#### WHAT TO DO
Tally the lines of the listing that contain the string "JSON". Give the number and nothing else.

Start of RECORDS SHOWN

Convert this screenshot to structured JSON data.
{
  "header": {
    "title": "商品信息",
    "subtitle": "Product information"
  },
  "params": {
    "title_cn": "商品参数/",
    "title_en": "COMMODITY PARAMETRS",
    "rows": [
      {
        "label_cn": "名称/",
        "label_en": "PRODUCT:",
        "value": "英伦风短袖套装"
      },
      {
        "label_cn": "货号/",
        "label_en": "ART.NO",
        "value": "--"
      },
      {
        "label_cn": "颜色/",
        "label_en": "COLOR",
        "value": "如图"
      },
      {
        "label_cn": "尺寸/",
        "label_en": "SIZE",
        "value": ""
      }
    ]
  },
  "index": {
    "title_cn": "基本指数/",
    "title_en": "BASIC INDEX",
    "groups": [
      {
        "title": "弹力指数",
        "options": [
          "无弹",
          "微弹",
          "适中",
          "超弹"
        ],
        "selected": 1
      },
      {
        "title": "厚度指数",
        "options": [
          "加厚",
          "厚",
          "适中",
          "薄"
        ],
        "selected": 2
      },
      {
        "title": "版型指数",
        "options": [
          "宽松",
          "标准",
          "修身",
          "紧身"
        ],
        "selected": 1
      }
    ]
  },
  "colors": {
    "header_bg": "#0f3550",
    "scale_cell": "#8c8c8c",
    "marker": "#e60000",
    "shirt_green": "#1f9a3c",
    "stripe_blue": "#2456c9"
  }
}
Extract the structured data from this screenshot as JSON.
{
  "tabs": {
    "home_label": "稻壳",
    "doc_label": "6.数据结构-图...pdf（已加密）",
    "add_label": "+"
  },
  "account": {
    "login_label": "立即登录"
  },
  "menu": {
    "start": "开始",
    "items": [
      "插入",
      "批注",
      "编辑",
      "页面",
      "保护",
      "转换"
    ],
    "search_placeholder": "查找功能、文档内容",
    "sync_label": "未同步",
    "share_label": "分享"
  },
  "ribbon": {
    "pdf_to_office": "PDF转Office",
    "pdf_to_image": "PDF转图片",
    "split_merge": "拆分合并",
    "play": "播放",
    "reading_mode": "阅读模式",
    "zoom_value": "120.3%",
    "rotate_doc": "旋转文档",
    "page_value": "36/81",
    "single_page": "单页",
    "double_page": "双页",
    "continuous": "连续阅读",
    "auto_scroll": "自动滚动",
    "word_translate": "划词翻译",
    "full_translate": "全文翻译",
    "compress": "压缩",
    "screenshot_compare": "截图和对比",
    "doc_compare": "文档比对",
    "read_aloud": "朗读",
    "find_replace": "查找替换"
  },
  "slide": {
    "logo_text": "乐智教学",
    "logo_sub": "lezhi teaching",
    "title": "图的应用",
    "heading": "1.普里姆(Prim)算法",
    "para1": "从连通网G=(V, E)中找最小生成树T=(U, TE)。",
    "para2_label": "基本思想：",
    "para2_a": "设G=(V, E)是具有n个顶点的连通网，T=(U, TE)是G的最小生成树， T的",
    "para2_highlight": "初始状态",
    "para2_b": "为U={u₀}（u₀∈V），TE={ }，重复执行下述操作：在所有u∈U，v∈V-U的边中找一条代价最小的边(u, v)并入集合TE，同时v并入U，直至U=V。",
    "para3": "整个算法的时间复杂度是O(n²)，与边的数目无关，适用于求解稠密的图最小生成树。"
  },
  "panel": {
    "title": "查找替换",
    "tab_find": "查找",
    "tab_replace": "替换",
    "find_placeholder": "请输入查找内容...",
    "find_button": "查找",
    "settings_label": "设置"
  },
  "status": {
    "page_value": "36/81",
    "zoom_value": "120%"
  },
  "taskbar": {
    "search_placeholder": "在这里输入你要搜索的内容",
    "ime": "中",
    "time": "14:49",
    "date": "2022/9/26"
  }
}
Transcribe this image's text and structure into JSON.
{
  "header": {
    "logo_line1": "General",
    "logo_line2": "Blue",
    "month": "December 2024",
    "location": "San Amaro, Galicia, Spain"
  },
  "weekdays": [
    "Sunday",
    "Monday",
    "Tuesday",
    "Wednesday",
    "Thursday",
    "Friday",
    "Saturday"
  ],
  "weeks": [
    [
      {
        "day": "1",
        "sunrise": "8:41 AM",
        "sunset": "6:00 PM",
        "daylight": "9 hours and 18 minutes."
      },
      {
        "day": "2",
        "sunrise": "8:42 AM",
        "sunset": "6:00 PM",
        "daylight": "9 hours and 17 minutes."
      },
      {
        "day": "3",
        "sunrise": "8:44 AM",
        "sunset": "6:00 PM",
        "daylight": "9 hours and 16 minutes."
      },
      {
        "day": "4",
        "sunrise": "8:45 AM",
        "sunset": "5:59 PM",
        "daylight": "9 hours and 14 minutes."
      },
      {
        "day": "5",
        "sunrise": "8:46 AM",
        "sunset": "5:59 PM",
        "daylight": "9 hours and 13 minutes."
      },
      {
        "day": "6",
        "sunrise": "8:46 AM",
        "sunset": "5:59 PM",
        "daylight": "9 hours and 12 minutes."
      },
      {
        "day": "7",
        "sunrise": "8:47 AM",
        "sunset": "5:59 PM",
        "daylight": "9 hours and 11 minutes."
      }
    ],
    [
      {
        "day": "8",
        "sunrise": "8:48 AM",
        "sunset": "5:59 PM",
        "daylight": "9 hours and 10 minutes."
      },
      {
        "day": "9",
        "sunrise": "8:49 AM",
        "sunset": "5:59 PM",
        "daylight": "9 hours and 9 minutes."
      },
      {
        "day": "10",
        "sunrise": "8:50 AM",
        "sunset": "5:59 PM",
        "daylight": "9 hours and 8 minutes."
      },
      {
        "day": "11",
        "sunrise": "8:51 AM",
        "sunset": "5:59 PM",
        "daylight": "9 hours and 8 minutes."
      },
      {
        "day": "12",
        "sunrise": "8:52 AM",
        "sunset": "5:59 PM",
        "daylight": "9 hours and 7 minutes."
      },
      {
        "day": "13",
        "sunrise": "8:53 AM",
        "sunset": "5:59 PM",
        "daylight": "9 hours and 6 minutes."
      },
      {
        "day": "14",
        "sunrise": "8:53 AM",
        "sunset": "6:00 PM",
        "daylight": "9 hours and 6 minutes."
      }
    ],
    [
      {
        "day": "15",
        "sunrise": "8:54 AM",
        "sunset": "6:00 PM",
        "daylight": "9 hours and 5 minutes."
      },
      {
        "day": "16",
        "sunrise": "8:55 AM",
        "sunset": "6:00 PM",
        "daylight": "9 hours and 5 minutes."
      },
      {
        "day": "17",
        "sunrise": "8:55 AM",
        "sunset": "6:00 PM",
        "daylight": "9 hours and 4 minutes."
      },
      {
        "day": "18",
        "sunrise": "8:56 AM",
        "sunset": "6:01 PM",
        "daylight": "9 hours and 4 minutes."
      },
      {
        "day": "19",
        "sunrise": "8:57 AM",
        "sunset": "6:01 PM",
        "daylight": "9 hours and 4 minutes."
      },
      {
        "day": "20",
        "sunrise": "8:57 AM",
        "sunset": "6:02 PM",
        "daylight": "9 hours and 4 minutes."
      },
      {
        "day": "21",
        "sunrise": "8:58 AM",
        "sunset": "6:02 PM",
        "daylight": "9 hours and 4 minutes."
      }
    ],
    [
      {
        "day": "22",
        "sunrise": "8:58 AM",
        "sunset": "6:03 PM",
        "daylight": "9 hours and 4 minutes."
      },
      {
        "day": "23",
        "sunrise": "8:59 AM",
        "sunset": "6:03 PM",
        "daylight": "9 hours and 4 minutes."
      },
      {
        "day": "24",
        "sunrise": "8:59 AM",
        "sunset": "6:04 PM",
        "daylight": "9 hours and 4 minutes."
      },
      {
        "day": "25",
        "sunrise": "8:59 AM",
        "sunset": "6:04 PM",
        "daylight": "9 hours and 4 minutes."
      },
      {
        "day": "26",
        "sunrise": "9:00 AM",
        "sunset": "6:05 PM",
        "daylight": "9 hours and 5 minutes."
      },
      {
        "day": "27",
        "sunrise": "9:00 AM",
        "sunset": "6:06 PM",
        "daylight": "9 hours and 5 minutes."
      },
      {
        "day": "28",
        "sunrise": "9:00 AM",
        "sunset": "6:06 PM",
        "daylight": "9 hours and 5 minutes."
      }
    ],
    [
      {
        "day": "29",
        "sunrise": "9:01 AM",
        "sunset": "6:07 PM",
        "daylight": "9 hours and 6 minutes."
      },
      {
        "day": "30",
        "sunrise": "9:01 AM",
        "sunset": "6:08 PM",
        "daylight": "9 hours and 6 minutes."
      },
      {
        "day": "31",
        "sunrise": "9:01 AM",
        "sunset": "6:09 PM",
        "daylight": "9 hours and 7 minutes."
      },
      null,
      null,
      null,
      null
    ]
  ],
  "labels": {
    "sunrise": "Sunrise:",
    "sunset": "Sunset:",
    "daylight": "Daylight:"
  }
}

End of RECORDS SHOWN

#### SOLUTION
3